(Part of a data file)
++++++

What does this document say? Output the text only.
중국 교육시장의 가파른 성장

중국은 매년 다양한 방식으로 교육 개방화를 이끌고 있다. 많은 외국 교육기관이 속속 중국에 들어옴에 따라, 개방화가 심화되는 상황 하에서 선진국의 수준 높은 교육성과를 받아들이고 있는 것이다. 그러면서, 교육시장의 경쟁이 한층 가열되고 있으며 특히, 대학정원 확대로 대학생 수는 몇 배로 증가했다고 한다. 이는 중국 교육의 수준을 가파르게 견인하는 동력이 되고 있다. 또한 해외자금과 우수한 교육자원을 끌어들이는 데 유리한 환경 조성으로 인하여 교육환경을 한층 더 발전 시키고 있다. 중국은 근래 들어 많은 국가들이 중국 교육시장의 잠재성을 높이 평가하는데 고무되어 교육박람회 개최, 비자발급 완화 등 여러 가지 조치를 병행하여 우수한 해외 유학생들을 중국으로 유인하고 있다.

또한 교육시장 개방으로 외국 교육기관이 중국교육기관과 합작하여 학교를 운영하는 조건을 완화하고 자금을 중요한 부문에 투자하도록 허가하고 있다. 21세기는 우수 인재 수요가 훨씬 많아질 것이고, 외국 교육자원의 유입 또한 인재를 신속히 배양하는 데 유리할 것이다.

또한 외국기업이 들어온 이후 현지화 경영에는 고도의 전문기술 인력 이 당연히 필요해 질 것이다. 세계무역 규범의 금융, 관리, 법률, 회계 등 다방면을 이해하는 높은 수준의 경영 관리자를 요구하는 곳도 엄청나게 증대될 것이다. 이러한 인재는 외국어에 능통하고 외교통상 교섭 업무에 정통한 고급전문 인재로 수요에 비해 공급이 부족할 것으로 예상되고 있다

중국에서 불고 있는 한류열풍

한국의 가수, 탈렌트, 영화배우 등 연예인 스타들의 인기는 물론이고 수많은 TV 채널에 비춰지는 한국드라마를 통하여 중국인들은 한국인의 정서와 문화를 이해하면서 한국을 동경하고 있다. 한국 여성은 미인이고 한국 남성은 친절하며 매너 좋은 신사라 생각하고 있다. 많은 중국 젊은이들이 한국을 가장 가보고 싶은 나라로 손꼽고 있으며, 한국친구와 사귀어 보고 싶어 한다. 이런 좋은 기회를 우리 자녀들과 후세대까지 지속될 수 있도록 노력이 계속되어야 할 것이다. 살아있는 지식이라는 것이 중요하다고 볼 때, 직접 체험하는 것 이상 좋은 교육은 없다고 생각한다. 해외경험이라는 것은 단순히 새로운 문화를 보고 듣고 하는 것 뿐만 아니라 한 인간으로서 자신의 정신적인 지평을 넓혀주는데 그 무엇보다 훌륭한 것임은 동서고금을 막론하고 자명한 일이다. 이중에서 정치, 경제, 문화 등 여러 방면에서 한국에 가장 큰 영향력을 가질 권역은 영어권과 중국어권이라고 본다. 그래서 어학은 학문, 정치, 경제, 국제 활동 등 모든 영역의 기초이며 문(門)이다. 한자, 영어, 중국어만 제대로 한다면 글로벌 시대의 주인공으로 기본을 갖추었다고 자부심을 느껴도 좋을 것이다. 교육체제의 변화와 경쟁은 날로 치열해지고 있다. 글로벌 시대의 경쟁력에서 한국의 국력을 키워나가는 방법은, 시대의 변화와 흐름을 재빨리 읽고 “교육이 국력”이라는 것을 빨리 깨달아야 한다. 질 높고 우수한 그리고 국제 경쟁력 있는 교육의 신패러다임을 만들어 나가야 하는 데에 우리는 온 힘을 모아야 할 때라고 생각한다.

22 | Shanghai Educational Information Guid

++++++

◆ Task to carry out: Each line in the entries above that includes the string "교육기관이" should be extracted.

◆ Response:
중국은 매년 다양한 방식으로 교육 개방화를 이끌고 있다. 많은 외국 교육기관이 속속 중국에 들어옴에 따라, 개방화가 심화되는 상황 하에서 선진국의 수준 높은 교육성과를 받아들이고 있는 것이다. 그러면서, 교육시장의 경쟁이 한층 가열되고 있으며 특히, 대학정원 확대로 대학생 수는 몇 배로 증가했다고 한다. 이는 중국 교육의 수준을 가파르게 견인하는 동력이 되고 있다. 또한 해외자금과 우수한 교육자원을 끌어들이는 데 유리한 환경 조성으로 인하여 교육환경을 한층 더 발전 시키고 있다. 중국은 근래 들어 많은 국가들이 중국 교육시장의 잠재성을 높이 평가하는데 고무되어 교육박람회 개최, 비자발급 완화 등 여러 가지 조치를 병행하여 우수한 해외 유학생들을 중국으로 유인하고 있다.
또한 교육시장 개방으로 외국 교육기관이 중국교육기관과 합작하여 학교를 운영하는 조건을 완화하고 자금을 중요한 부문에 투자하도록 허가하고 있다. 21세기는 우수 인재 수요가 훨씬 많아질 것이고, 외국 교육자원의 유입 또한 인재를 신속히 배양하는 데 유리할 것이다.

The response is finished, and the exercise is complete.